◆ Your goal ◆
Where the data below has the string "average", return the whole line.

◆ Provided data ◆
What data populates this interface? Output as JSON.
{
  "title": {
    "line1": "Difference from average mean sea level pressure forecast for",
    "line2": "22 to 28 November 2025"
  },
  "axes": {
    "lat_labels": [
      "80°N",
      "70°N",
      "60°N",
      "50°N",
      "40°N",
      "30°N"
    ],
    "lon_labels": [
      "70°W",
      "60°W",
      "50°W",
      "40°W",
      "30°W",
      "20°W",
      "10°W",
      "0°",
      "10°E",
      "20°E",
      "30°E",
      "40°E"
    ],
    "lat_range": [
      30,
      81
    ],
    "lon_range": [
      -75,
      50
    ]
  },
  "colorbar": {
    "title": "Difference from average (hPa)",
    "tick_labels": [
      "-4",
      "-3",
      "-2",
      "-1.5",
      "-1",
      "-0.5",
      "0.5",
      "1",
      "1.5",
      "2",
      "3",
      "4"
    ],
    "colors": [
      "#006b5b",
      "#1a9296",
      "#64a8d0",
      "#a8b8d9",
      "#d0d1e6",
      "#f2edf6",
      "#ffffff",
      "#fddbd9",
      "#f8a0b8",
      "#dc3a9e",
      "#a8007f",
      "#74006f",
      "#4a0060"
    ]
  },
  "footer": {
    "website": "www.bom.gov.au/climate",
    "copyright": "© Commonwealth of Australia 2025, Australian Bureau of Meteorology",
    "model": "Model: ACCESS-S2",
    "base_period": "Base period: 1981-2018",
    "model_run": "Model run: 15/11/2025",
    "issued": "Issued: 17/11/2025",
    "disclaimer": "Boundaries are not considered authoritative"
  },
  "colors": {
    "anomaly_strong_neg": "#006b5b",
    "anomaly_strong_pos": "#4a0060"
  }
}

◆ Result of this task ◆
    "line1": "Difference from average mean sea level pressure forecast for",
    "title": "Difference from average (hPa)",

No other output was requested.